- [Exercise]: Nothing but the lines from the line with "Transcribe this image's" to the end of the records below should appear in the answer, each exactly as given.

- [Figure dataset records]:
- Opening Delimiter -
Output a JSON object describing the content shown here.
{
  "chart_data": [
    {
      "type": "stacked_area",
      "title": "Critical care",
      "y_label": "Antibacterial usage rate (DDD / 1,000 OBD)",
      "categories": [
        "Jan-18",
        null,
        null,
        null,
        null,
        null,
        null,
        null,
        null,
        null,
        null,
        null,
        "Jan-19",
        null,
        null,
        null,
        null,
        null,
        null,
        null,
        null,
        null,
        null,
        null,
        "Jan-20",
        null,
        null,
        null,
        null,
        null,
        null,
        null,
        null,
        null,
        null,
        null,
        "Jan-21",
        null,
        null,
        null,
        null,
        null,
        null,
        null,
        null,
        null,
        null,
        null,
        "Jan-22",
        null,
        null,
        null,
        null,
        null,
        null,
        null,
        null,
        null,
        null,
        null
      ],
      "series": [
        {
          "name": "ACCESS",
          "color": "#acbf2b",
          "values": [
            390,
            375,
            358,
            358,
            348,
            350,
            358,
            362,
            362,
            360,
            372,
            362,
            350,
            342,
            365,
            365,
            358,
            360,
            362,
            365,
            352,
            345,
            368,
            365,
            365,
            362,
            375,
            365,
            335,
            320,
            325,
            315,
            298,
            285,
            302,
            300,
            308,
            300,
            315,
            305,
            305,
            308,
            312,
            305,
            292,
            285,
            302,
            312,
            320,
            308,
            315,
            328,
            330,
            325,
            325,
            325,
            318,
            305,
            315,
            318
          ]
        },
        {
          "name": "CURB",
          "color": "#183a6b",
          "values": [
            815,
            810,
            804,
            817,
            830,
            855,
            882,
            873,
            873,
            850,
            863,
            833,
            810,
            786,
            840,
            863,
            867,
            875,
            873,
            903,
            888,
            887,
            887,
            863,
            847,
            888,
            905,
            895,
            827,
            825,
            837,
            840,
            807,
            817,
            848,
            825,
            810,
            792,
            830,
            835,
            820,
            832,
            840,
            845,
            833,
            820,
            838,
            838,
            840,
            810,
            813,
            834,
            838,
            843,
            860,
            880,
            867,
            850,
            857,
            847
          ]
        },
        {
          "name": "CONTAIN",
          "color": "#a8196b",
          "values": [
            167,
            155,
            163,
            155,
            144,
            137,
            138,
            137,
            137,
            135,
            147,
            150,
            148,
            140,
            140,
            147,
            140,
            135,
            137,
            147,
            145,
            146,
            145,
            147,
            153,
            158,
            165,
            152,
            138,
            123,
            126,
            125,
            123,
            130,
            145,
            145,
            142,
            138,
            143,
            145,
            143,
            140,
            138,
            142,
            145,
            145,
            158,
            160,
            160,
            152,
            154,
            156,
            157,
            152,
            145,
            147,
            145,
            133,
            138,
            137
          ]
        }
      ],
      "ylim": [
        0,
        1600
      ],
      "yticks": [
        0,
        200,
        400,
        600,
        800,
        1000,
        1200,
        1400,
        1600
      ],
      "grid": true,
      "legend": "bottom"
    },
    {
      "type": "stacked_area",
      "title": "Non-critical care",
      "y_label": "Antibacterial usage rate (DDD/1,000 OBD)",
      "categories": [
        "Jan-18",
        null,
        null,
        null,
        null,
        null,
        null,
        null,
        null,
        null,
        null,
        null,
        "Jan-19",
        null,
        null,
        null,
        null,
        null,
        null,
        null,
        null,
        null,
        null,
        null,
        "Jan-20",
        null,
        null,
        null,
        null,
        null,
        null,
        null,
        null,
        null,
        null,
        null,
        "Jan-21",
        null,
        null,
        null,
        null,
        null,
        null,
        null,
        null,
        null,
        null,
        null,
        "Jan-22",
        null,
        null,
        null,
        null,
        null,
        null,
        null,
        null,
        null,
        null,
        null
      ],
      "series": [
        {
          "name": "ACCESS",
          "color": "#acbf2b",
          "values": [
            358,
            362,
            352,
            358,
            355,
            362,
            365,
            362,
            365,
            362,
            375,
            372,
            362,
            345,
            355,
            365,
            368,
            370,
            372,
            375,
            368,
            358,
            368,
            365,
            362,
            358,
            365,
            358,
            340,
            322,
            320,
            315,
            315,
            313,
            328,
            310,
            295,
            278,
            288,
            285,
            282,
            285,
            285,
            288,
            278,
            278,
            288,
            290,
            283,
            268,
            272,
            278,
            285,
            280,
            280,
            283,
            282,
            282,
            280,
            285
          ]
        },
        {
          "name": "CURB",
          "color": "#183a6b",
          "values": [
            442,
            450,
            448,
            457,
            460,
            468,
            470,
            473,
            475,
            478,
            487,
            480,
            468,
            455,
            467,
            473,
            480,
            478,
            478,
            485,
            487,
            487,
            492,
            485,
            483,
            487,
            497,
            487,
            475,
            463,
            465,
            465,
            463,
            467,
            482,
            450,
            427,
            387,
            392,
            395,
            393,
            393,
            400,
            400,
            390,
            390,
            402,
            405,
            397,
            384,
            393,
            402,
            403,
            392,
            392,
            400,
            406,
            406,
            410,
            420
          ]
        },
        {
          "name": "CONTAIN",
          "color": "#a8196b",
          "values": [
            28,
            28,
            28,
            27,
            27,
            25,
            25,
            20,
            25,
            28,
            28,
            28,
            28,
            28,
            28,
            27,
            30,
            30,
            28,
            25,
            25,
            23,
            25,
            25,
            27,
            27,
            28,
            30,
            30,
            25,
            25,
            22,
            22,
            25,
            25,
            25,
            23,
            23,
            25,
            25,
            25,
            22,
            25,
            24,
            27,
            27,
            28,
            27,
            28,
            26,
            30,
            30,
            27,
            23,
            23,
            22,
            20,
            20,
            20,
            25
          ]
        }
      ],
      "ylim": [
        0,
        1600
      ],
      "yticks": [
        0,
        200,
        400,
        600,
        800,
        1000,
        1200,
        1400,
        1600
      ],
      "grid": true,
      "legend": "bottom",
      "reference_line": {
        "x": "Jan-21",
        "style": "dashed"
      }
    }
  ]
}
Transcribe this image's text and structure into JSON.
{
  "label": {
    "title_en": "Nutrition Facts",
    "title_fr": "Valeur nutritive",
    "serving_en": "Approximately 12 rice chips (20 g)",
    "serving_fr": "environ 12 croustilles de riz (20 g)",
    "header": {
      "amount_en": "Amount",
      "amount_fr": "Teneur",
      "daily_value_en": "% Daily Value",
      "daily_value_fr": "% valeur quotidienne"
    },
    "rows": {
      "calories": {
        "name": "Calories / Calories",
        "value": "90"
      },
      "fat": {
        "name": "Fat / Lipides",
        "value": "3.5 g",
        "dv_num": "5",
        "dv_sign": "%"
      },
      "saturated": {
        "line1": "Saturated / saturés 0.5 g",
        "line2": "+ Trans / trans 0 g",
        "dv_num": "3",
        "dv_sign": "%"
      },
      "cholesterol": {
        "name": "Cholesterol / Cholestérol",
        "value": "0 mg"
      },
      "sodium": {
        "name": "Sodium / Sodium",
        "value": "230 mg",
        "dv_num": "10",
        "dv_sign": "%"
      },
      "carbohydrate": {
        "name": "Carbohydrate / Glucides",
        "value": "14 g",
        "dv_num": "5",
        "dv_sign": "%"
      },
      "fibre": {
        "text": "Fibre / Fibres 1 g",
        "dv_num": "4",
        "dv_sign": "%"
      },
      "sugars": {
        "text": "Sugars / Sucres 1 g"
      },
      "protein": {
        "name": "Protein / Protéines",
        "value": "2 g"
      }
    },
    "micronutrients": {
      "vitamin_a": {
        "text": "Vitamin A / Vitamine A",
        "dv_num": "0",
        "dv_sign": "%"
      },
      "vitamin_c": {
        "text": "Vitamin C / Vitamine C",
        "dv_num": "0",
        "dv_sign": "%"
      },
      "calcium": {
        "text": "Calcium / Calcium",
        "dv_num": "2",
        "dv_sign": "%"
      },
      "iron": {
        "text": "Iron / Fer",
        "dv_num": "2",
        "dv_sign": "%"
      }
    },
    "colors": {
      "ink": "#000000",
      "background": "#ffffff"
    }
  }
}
- Closing Delimiter -
- [Written answer]:
Transcribe this image's text and structure into JSON.
{
  "label": {
    "title_en": "Nutrition Facts",
    "title_fr": "Valeur nutritive",
    "serving_en": "Approximately 12 rice chips (20 g)",
    "serving_fr": "environ 12 croustilles de riz (20 g)",
    "header": {
      "amount_en": "Amount",
      "amount_fr": "Teneur",
      "daily_value_en": "% Daily Value",
      "daily_value_fr": "% valeur quotidienne"
    },
    "rows": {
      "calories": {
        "name": "Calories / Calories",
        "value": "90"
      },
      "fat": {
        "name": "Fat / Lipides",
        "value": "3.5 g",
        "dv_num": "5",
        "dv_sign": "%"
      },
      "saturated": {
        "line1": "Saturated / saturés 0.5 g",
        "line2": "+ Trans / trans 0 g",
        "dv_num": "3",
        "dv_sign": "%"
      },
      "cholesterol": {
        "name": "Cholesterol / Cholestérol",
        "value": "0 mg"
      },
      "sodium": {
        "name": "Sodium / Sodium",
        "value": "230 mg",
        "dv_num": "10",
        "dv_sign": "%"
      },
      "carbohydrate": {
        "name": "Carbohydrate / Glucides",
        "value": "14 g",
        "dv_num": "5",
        "dv_sign": "%"
      },
      "fibre": {
        "text": "Fibre / Fibres 1 g",
        "dv_num": "4",
        "dv_sign": "%"
      },
      "sugars": {
        "text": "Sugars / Sucres 1 g"
      },
      "protein": {
        "name": "Protein / Protéines",
        "value": "2 g"
      }
    },
    "micronutrients": {
      "vitamin_a": {
        "text": "Vitamin A / Vitamine A",
        "dv_num": "0",
        "dv_sign": "%"
      },
      "vitamin_c": {
        "text": "Vitamin C / Vitamine C",
        "dv_num": "0",
        "dv_sign": "%"
      },
      "calcium": {
        "text": "Calcium / Calcium",
        "dv_num": "2",
        "dv_sign": "%"
      },
      "iron": {
        "text": "Iron / Fer",
        "dv_num": "2",
        "dv_sign": "%"
      }
    },
    "colors": {
      "ink": "#000000",
      "background": "#ffffff"
    }
  }
}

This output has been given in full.